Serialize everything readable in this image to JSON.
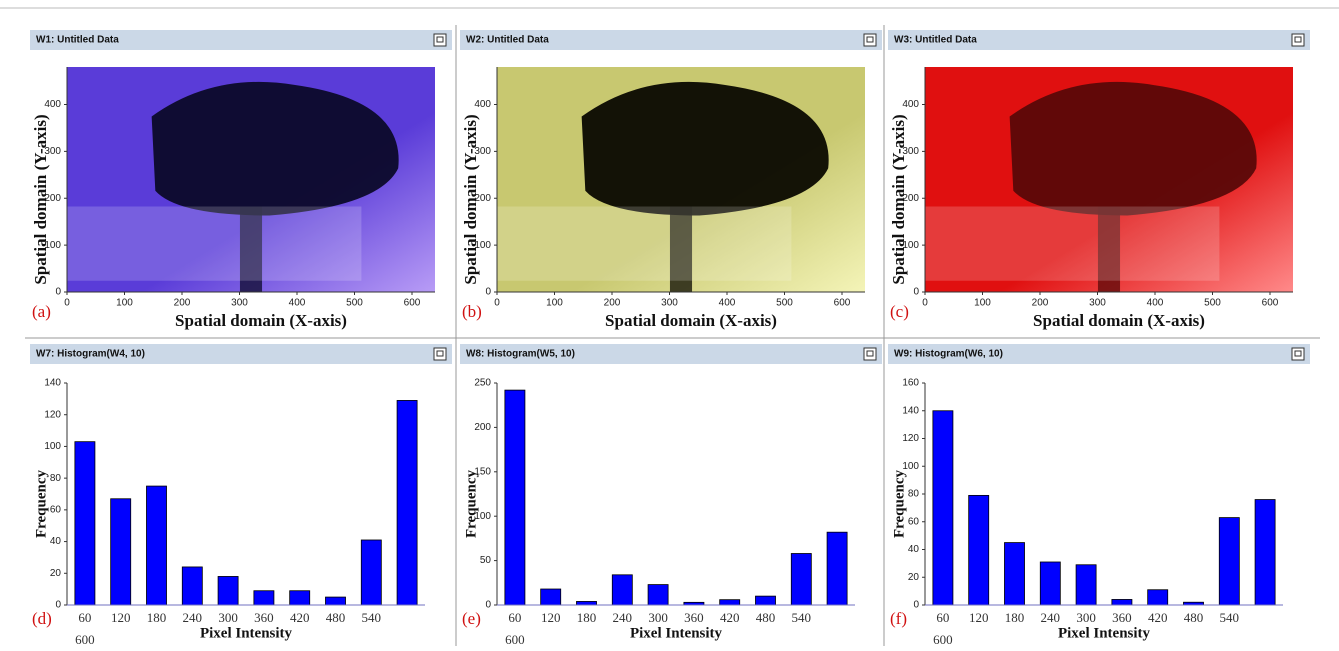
{
  "chart_data": [
    {
      "type": "image",
      "window_title": "W1: Untitled Data",
      "panel_label": "(a)",
      "xlabel": "Spatial domain (X-axis)",
      "ylabel": "Spatial domain (Y-axis)",
      "xlim": [
        0,
        640
      ],
      "ylim": [
        0,
        480
      ],
      "xticks": [
        0,
        100,
        200,
        300,
        400,
        500,
        600
      ],
      "yticks": [
        0,
        100,
        200,
        300,
        400
      ]
    },
    {
      "type": "image",
      "window_title": "W2: Untitled Data",
      "panel_label": "(b)",
      "xlabel": "Spatial domain (X-axis)",
      "ylabel": "Spatial domain (Y-axis)",
      "xlim": [
        0,
        640
      ],
      "ylim": [
        0,
        480
      ],
      "xticks": [
        0,
        100,
        200,
        300,
        400,
        500,
        600
      ],
      "yticks": [
        0,
        100,
        200,
        300,
        400
      ]
    },
    {
      "type": "image",
      "window_title": "W3: Untitled Data",
      "panel_label": "(c)",
      "xlabel": "Spatial domain (X-axis)",
      "ylabel": "Spatial domain (Y-axis)",
      "xlim": [
        0,
        640
      ],
      "ylim": [
        0,
        480
      ],
      "xticks": [
        0,
        100,
        200,
        300,
        400,
        500,
        600
      ],
      "yticks": [
        0,
        100,
        200,
        300,
        400
      ]
    },
    {
      "type": "bar",
      "window_title": "W7: Histogram(W4, 10)",
      "panel_label": "(d)",
      "xlabel": "Pixel Intensity",
      "ylabel": "Frequency",
      "categories": [
        "60",
        "120",
        "180",
        "240",
        "300",
        "360",
        "420",
        "480",
        "540",
        "600"
      ],
      "values": [
        103,
        67,
        75,
        24,
        18,
        9,
        9,
        5,
        41,
        129
      ],
      "color": "#0000ff",
      "ylim": [
        0,
        140
      ],
      "yticks": [
        0,
        20,
        40,
        60,
        80,
        100,
        120,
        140
      ]
    },
    {
      "type": "bar",
      "window_title": "W8: Histogram(W5, 10)",
      "panel_label": "(e)",
      "xlabel": "Pixel Intensity",
      "ylabel": "Frequency",
      "categories": [
        "60",
        "120",
        "180",
        "240",
        "300",
        "360",
        "420",
        "480",
        "540",
        "600"
      ],
      "values": [
        242,
        18,
        4,
        34,
        23,
        3,
        6,
        10,
        58,
        82
      ],
      "color": "#0000ff",
      "ylim": [
        0,
        250
      ],
      "yticks": [
        0,
        50,
        100,
        150,
        200,
        250
      ]
    },
    {
      "type": "bar",
      "window_title": "W9: Histogram(W6, 10)",
      "panel_label": "(f)",
      "xlabel": "Pixel Intensity",
      "ylabel": "Frequency",
      "categories": [
        "60",
        "120",
        "180",
        "240",
        "300",
        "360",
        "420",
        "480",
        "540",
        "600"
      ],
      "values": [
        140,
        79,
        45,
        31,
        29,
        4,
        11,
        2,
        63,
        76
      ],
      "color": "#0000ff",
      "ylim": [
        0,
        160
      ],
      "yticks": [
        0,
        20,
        40,
        60,
        80,
        100,
        120,
        140,
        160
      ]
    }
  ]
}
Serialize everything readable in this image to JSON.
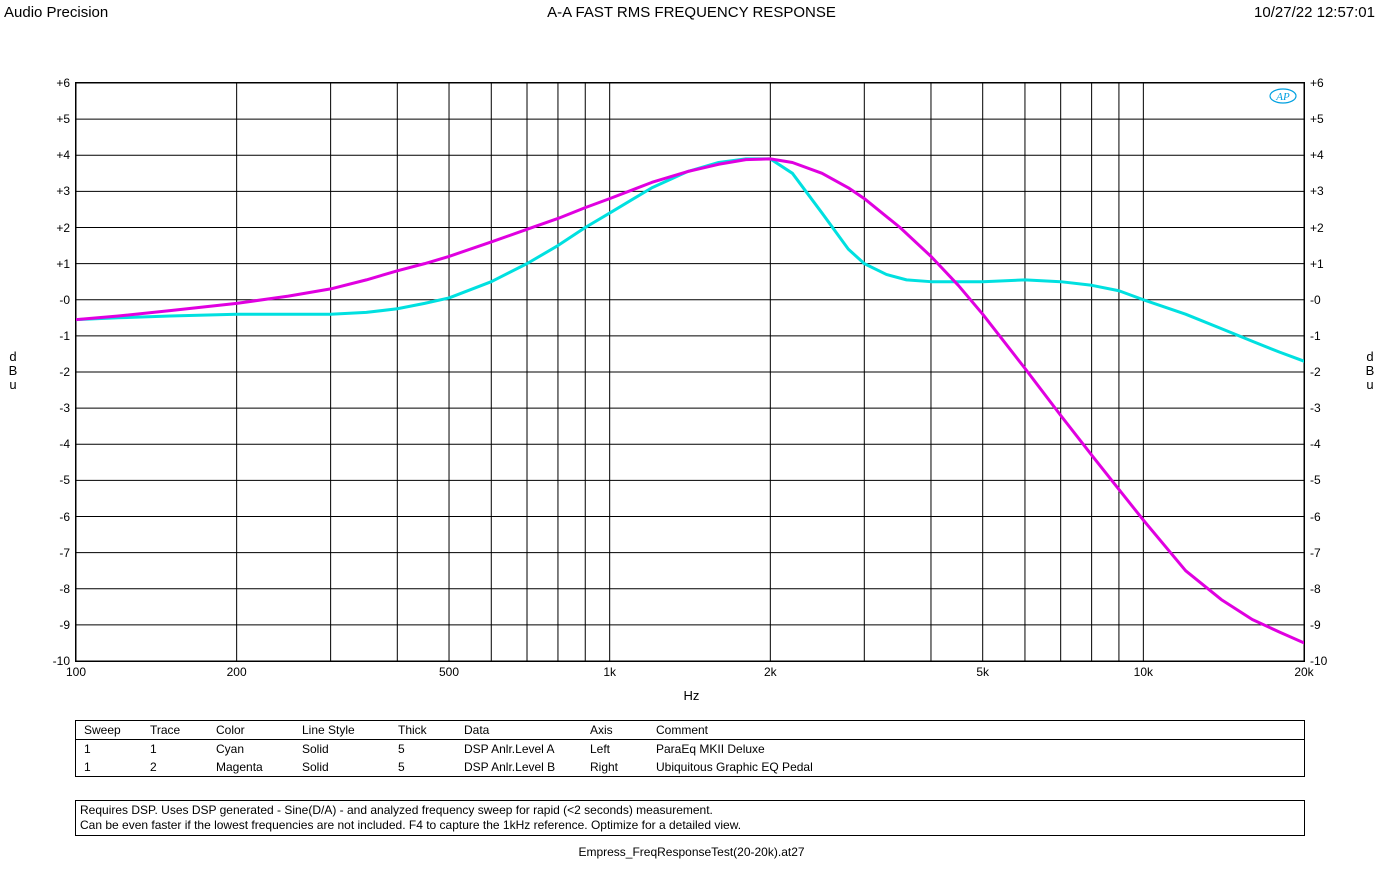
{
  "header": {
    "left": "Audio Precision",
    "center": "A-A FAST RMS FREQUENCY RESPONSE",
    "right": "10/27/22 12:57:01"
  },
  "chart": {
    "type": "line",
    "x_axis": {
      "label": "Hz",
      "scale": "log",
      "min": 100,
      "max": 20000,
      "ticks": [
        {
          "v": 100,
          "label": "100"
        },
        {
          "v": 200,
          "label": "200"
        },
        {
          "v": 500,
          "label": "500"
        },
        {
          "v": 1000,
          "label": "1k"
        },
        {
          "v": 2000,
          "label": "2k"
        },
        {
          "v": 5000,
          "label": "5k"
        },
        {
          "v": 10000,
          "label": "10k"
        },
        {
          "v": 20000,
          "label": "20k"
        }
      ],
      "minor_ticks": [
        300,
        400,
        600,
        700,
        800,
        900,
        3000,
        4000,
        6000,
        7000,
        8000,
        9000
      ]
    },
    "y_axis": {
      "label_left": "d\nB\nu",
      "label_right": "d\nB\nu",
      "scale": "linear",
      "min": -10,
      "max": 6,
      "tick_step": 1,
      "tick_format": "signed"
    },
    "grid_color": "#000000",
    "grid_width": 1,
    "background_color": "#ffffff",
    "line_width": 3,
    "logo_text": "AP",
    "logo_color": "#00a0e0",
    "series": [
      {
        "name": "DSP Anlr.Level A",
        "color": "#00e0e0",
        "points": [
          [
            100,
            -0.55
          ],
          [
            120,
            -0.5
          ],
          [
            150,
            -0.45
          ],
          [
            200,
            -0.4
          ],
          [
            250,
            -0.4
          ],
          [
            300,
            -0.4
          ],
          [
            350,
            -0.35
          ],
          [
            400,
            -0.25
          ],
          [
            450,
            -0.1
          ],
          [
            500,
            0.05
          ],
          [
            600,
            0.5
          ],
          [
            700,
            1.0
          ],
          [
            800,
            1.5
          ],
          [
            900,
            2.0
          ],
          [
            1000,
            2.4
          ],
          [
            1200,
            3.1
          ],
          [
            1400,
            3.55
          ],
          [
            1600,
            3.8
          ],
          [
            1800,
            3.9
          ],
          [
            2000,
            3.9
          ],
          [
            2200,
            3.5
          ],
          [
            2500,
            2.4
          ],
          [
            2800,
            1.4
          ],
          [
            3000,
            1.0
          ],
          [
            3300,
            0.7
          ],
          [
            3600,
            0.55
          ],
          [
            4000,
            0.5
          ],
          [
            5000,
            0.5
          ],
          [
            6000,
            0.55
          ],
          [
            7000,
            0.5
          ],
          [
            8000,
            0.4
          ],
          [
            9000,
            0.25
          ],
          [
            10000,
            0.0
          ],
          [
            12000,
            -0.4
          ],
          [
            14000,
            -0.8
          ],
          [
            16000,
            -1.15
          ],
          [
            18000,
            -1.45
          ],
          [
            20000,
            -1.7
          ]
        ]
      },
      {
        "name": "DSP Anlr.Level B",
        "color": "#e000e0",
        "points": [
          [
            100,
            -0.55
          ],
          [
            120,
            -0.45
          ],
          [
            150,
            -0.3
          ],
          [
            200,
            -0.1
          ],
          [
            250,
            0.1
          ],
          [
            300,
            0.3
          ],
          [
            350,
            0.55
          ],
          [
            400,
            0.8
          ],
          [
            450,
            1.0
          ],
          [
            500,
            1.2
          ],
          [
            600,
            1.6
          ],
          [
            700,
            1.95
          ],
          [
            800,
            2.25
          ],
          [
            900,
            2.55
          ],
          [
            1000,
            2.8
          ],
          [
            1200,
            3.25
          ],
          [
            1400,
            3.55
          ],
          [
            1600,
            3.75
          ],
          [
            1800,
            3.88
          ],
          [
            2000,
            3.9
          ],
          [
            2200,
            3.8
          ],
          [
            2500,
            3.5
          ],
          [
            2800,
            3.1
          ],
          [
            3000,
            2.8
          ],
          [
            3500,
            2.0
          ],
          [
            4000,
            1.2
          ],
          [
            4500,
            0.4
          ],
          [
            5000,
            -0.4
          ],
          [
            6000,
            -1.9
          ],
          [
            7000,
            -3.2
          ],
          [
            8000,
            -4.3
          ],
          [
            9000,
            -5.25
          ],
          [
            10000,
            -6.1
          ],
          [
            12000,
            -7.5
          ],
          [
            14000,
            -8.3
          ],
          [
            16000,
            -8.85
          ],
          [
            18000,
            -9.2
          ],
          [
            20000,
            -9.5
          ]
        ]
      }
    ]
  },
  "legend": {
    "columns": [
      "Sweep",
      "Trace",
      "Color",
      "Line Style",
      "Thick",
      "Data",
      "Axis",
      "Comment"
    ],
    "rows": [
      [
        "1",
        "1",
        "Cyan",
        "Solid",
        "5",
        "DSP Anlr.Level A",
        "Left",
        "ParaEq MKII Deluxe"
      ],
      [
        "1",
        "2",
        "Magenta",
        "Solid",
        "5",
        "DSP Anlr.Level B",
        "Right",
        "Ubiquitous Graphic EQ Pedal"
      ]
    ]
  },
  "notes": {
    "line1": "Requires DSP.  Uses DSP generated - Sine(D/A) - and analyzed frequency sweep for rapid (<2 seconds) measurement.",
    "line2": "Can be even faster if the lowest frequencies are not included. F4 to capture the 1kHz reference. Optimize for a detailed view."
  },
  "footer": "Empress_FreqResponseTest(20-20k).at27"
}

━━━━━━

* [Given instruction]:
Take each line containing the string "Histogram" and copy it out.

* [Exercise result]:
      "window_title": "W7: Histogram(W4, 10)",
      "window_title": "W8: Histogram(W5, 10)",
      "window_title": "W9: Histogram(W6, 10)",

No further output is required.